BRIEF:
Leave every picture out and write out the records below exactly.
----------
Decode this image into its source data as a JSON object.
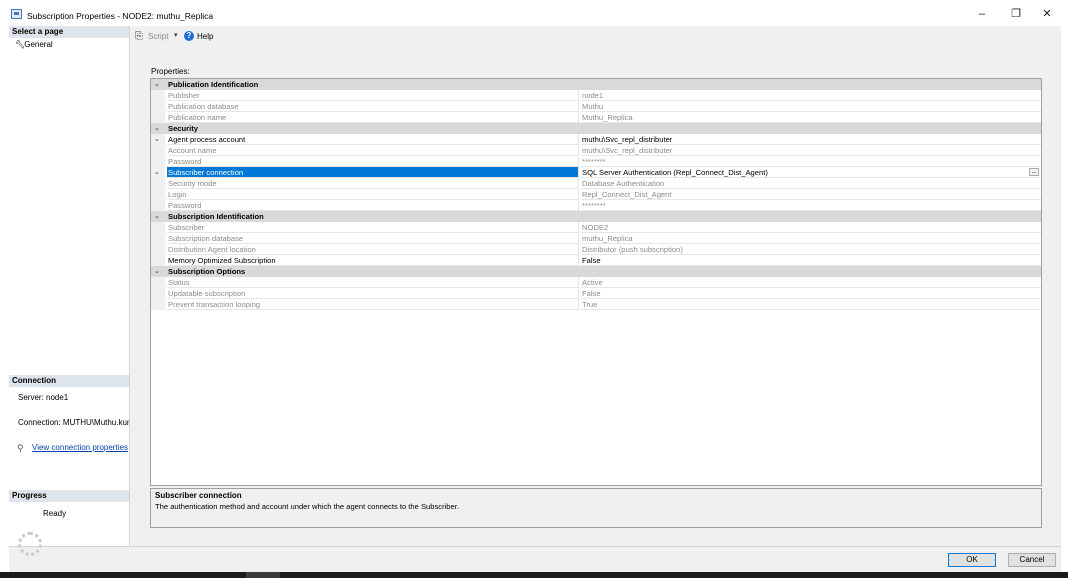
{
  "window": {
    "title": "Subscription Properties - NODE2: muthu_Replica",
    "minimize": "–",
    "maximize": "❐",
    "close": "✕"
  },
  "left": {
    "select_page": "Select a page",
    "pages": [
      {
        "label": "General",
        "icon": "wrench-icon"
      }
    ],
    "connection_header": "Connection",
    "server": "Server: node1",
    "connection": "Connection: MUTHU\\Muthu.kuma",
    "view_conn": "View connection properties",
    "progress_header": "Progress",
    "progress_status": "Ready"
  },
  "toolbar": {
    "script": "Script",
    "dropdown": "▾",
    "help": "Help"
  },
  "props_label": "Properties:",
  "grid": {
    "rows": [
      {
        "type": "cat",
        "label": "Publication Identification"
      },
      {
        "type": "ro",
        "name": "Publisher",
        "value": "node1"
      },
      {
        "type": "ro",
        "name": "Publication database",
        "value": "Muthu"
      },
      {
        "type": "ro",
        "name": "Publication name",
        "value": "Muthu_Replica"
      },
      {
        "type": "cat",
        "label": "Security"
      },
      {
        "type": "sub",
        "name": "Agent process account",
        "value": "muthu\\Svc_repl_distributer"
      },
      {
        "type": "ro-indent",
        "name": "Account name",
        "value": "muthu\\Svc_repl_distributer"
      },
      {
        "type": "ro-indent",
        "name": "Password",
        "value": "********"
      },
      {
        "type": "sel",
        "name": "Subscriber connection",
        "value": "SQL Server Authentication (Repl_Connect_Dist_Agent)"
      },
      {
        "type": "ro-indent",
        "name": "Security mode",
        "value": "Database Authentication"
      },
      {
        "type": "ro-indent",
        "name": "Login",
        "value": "Repl_Connect_Dist_Agent"
      },
      {
        "type": "ro-indent",
        "name": "Password",
        "value": "********"
      },
      {
        "type": "cat",
        "label": "Subscription Identification"
      },
      {
        "type": "ro",
        "name": "Subscriber",
        "value": "NODE2"
      },
      {
        "type": "ro",
        "name": "Subscription database",
        "value": "muthu_Replica"
      },
      {
        "type": "ro",
        "name": "Distribution Agent location",
        "value": "Distributor (push subscription)"
      },
      {
        "type": "rw",
        "name": "Memory Optimized Subscription",
        "value": "False"
      },
      {
        "type": "cat",
        "label": "Subscription Options"
      },
      {
        "type": "ro",
        "name": "Status",
        "value": "Active"
      },
      {
        "type": "ro",
        "name": "Updatable subscription",
        "value": "False"
      },
      {
        "type": "ro",
        "name": "Prevent transaction looping",
        "value": "True"
      }
    ],
    "ellipsis": "..."
  },
  "description": {
    "title": "Subscriber connection",
    "text": "The authentication method and account under which the agent connects to the Subscriber."
  },
  "buttons": {
    "ok": "OK",
    "cancel": "Cancel"
  }
}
----------
TASK RESPONSE:
Decode this image into its source data as a JSON object.
{
  "window": {
    "title": "Subscription Properties - NODE2: muthu_Replica",
    "minimize": "–",
    "maximize": "❐",
    "close": "✕"
  },
  "left": {
    "select_page": "Select a page",
    "pages": [
      {
        "label": "General",
        "icon": "wrench-icon"
      }
    ],
    "connection_header": "Connection",
    "server": "Server: node1",
    "connection": "Connection: MUTHU\\Muthu.kuma",
    "view_conn": "View connection properties",
    "progress_header": "Progress",
    "progress_status": "Ready"
  },
  "toolbar": {
    "script": "Script",
    "dropdown": "▾",
    "help": "Help"
  },
  "props_label": "Properties:",
  "grid": {
    "rows": [
      {
        "type": "cat",
        "label": "Publication Identification"
      },
      {
        "type": "ro",
        "name": "Publisher",
        "value": "node1"
      },
      {
        "type": "ro",
        "name": "Publication database",
        "value": "Muthu"
      },
      {
        "type": "ro",
        "name": "Publication name",
        "value": "Muthu_Replica"
      },
      {
        "type": "cat",
        "label": "Security"
      },
      {
        "type": "sub",
        "name": "Agent process account",
        "value": "muthu\\Svc_repl_distributer"
      },
      {
        "type": "ro-indent",
        "name": "Account name",
        "value": "muthu\\Svc_repl_distributer"
      },
      {
        "type": "ro-indent",
        "name": "Password",
        "value": "********"
      },
      {
        "type": "sel",
        "name": "Subscriber connection",
        "value": "SQL Server Authentication (Repl_Connect_Dist_Agent)"
      },
      {
        "type": "ro-indent",
        "name": "Security mode",
        "value": "Database Authentication"
      },
      {
        "type": "ro-indent",
        "name": "Login",
        "value": "Repl_Connect_Dist_Agent"
      },
      {
        "type": "ro-indent",
        "name": "Password",
        "value": "********"
      },
      {
        "type": "cat",
        "label": "Subscription Identification"
      },
      {
        "type": "ro",
        "name": "Subscriber",
        "value": "NODE2"
      },
      {
        "type": "ro",
        "name": "Subscription database",
        "value": "muthu_Replica"
      },
      {
        "type": "ro",
        "name": "Distribution Agent location",
        "value": "Distributor (push subscription)"
      },
      {
        "type": "rw",
        "name": "Memory Optimized Subscription",
        "value": "False"
      },
      {
        "type": "cat",
        "label": "Subscription Options"
      },
      {
        "type": "ro",
        "name": "Status",
        "value": "Active"
      },
      {
        "type": "ro",
        "name": "Updatable subscription",
        "value": "False"
      },
      {
        "type": "ro",
        "name": "Prevent transaction looping",
        "value": "True"
      }
    ],
    "ellipsis": "..."
  },
  "description": {
    "title": "Subscriber connection",
    "text": "The authentication method and account under which the agent connects to the Subscriber."
  },
  "buttons": {
    "ok": "OK",
    "cancel": "Cancel"
  }
}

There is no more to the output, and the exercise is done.